Set down each record exactly as written.

+++ RECORDS SUPPLIED

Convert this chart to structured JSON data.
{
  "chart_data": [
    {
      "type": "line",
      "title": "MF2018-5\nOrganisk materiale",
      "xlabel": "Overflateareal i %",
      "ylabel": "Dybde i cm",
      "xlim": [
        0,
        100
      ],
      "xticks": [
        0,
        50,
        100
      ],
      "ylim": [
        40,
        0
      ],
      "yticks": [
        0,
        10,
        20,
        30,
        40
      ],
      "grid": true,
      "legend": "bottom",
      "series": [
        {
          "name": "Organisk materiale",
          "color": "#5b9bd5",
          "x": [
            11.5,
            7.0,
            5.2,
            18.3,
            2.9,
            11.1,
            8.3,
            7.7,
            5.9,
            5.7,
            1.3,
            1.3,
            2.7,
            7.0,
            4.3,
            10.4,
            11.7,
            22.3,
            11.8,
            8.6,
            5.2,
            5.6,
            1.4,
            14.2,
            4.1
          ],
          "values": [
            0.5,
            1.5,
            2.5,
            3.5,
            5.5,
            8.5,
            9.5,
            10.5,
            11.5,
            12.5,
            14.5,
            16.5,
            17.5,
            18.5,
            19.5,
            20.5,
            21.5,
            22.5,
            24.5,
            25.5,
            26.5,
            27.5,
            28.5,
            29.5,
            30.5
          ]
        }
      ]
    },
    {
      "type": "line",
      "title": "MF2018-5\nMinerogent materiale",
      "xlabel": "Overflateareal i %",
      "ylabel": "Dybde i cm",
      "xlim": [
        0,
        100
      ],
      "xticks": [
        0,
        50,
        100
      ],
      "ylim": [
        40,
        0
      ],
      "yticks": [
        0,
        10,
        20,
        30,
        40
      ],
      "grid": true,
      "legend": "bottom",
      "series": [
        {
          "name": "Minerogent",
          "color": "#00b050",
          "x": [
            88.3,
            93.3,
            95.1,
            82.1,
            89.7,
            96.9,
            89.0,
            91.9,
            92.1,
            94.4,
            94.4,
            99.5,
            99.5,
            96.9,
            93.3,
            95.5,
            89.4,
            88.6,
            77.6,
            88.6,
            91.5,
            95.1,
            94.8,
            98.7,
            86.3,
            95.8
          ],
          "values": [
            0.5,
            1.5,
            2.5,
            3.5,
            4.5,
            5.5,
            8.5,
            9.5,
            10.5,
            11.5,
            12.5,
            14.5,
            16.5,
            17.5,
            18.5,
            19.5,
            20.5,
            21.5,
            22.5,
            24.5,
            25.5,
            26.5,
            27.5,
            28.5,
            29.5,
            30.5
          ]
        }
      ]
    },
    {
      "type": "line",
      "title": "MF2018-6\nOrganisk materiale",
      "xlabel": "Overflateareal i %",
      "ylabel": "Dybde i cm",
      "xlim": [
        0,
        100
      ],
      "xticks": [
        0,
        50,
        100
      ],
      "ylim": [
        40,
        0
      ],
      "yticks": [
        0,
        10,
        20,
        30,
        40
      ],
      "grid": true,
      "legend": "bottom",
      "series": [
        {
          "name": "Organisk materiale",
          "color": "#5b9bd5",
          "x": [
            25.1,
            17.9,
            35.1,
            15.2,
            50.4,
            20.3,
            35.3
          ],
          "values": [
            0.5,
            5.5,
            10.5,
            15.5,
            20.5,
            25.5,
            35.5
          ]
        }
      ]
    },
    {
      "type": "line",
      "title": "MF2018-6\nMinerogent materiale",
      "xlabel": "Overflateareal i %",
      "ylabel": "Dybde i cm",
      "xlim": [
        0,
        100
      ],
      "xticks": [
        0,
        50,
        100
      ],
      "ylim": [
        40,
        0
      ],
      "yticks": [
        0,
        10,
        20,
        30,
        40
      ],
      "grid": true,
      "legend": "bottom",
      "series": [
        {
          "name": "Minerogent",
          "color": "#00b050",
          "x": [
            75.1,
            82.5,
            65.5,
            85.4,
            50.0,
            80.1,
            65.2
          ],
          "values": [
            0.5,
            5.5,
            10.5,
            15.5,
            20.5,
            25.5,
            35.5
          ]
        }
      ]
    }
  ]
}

++++++

ANSWER BELOW:
Convert this chart to structured JSON data.
{
  "chart_data": [
    {
      "type": "line",
      "title": "MF2018-5\nOrganisk materiale",
      "xlabel": "Overflateareal i %",
      "ylabel": "Dybde i cm",
      "xlim": [
        0,
        100
      ],
      "xticks": [
        0,
        50,
        100
      ],
      "ylim": [
        40,
        0
      ],
      "yticks": [
        0,
        10,
        20,
        30,
        40
      ],
      "grid": true,
      "legend": "bottom",
      "series": [
        {
          "name": "Organisk materiale",
          "color": "#5b9bd5",
          "x": [
            11.5,
            7.0,
            5.2,
            18.3,
            2.9,
            11.1,
            8.3,
            7.7,
            5.9,
            5.7,
            1.3,
            1.3,
            2.7,
            7.0,
            4.3,
            10.4,
            11.7,
            22.3,
            11.8,
            8.6,
            5.2,
            5.6,
            1.4,
            14.2,
            4.1
          ],
          "values": [
            0.5,
            1.5,
            2.5,
            3.5,
            5.5,
            8.5,
            9.5,
            10.5,
            11.5,
            12.5,
            14.5,
            16.5,
            17.5,
            18.5,
            19.5,
            20.5,
            21.5,
            22.5,
            24.5,
            25.5,
            26.5,
            27.5,
            28.5,
            29.5,
            30.5
          ]
        }
      ]
    },
    {
      "type": "line",
      "title": "MF2018-5\nMinerogent materiale",
      "xlabel": "Overflateareal i %",
      "ylabel": "Dybde i cm",
      "xlim": [
        0,
        100
      ],
      "xticks": [
        0,
        50,
        100
      ],
      "ylim": [
        40,
        0
      ],
      "yticks": [
        0,
        10,
        20,
        30,
        40
      ],
      "grid": true,
      "legend": "bottom",
      "series": [
        {
          "name": "Minerogent",
          "color": "#00b050",
          "x": [
            88.3,
            93.3,
            95.1,
            82.1,
            89.7,
            96.9,
            89.0,
            91.9,
            92.1,
            94.4,
            94.4,
            99.5,
            99.5,
            96.9,
            93.3,
            95.5,
            89.4,
            88.6,
            77.6,
            88.6,
            91.5,
            95.1,
            94.8,
            98.7,
            86.3,
            95.8
          ],
          "values": [
            0.5,
            1.5,
            2.5,
            3.5,
            4.5,
            5.5,
            8.5,
            9.5,
            10.5,
            11.5,
            12.5,
            14.5,
            16.5,
            17.5,
            18.5,
            19.5,
            20.5,
            21.5,
            22.5,
            24.5,
            25.5,
            26.5,
            27.5,
            28.5,
            29.5,
            30.5
          ]
        }
      ]
    },
    {
      "type": "line",
      "title": "MF2018-6\nOrganisk materiale",
      "xlabel": "Overflateareal i %",
      "ylabel": "Dybde i cm",
      "xlim": [
        0,
        100
      ],
      "xticks": [
        0,
        50,
        100
      ],
      "ylim": [
        40,
        0
      ],
      "yticks": [
        0,
        10,
        20,
        30,
        40
      ],
      "grid": true,
      "legend": "bottom",
      "series": [
        {
          "name": "Organisk materiale",
          "color": "#5b9bd5",
          "x": [
            25.1,
            17.9,
            35.1,
            15.2,
            50.4,
            20.3,
            35.3
          ],
          "values": [
            0.5,
            5.5,
            10.5,
            15.5,
            20.5,
            25.5,
            35.5
          ]
        }
      ]
    },
    {
      "type": "line",
      "title": "MF2018-6\nMinerogent materiale",
      "xlabel": "Overflateareal i %",
      "ylabel": "Dybde i cm",
      "xlim": [
        0,
        100
      ],
      "xticks": [
        0,
        50,
        100
      ],
      "ylim": [
        40,
        0
      ],
      "yticks": [
        0,
        10,
        20,
        30,
        40
      ],
      "grid": true,
      "legend": "bottom",
      "series": [
        {
          "name": "Minerogent",
          "color": "#00b050",
          "x": [
            75.1,
            82.5,
            65.5,
            85.4,
            50.0,
            80.1,
            65.2
          ],
          "values": [
            0.5,
            5.5,
            10.5,
            15.5,
            20.5,
            25.5,
            35.5
          ]
        }
      ]
    }
  ]
}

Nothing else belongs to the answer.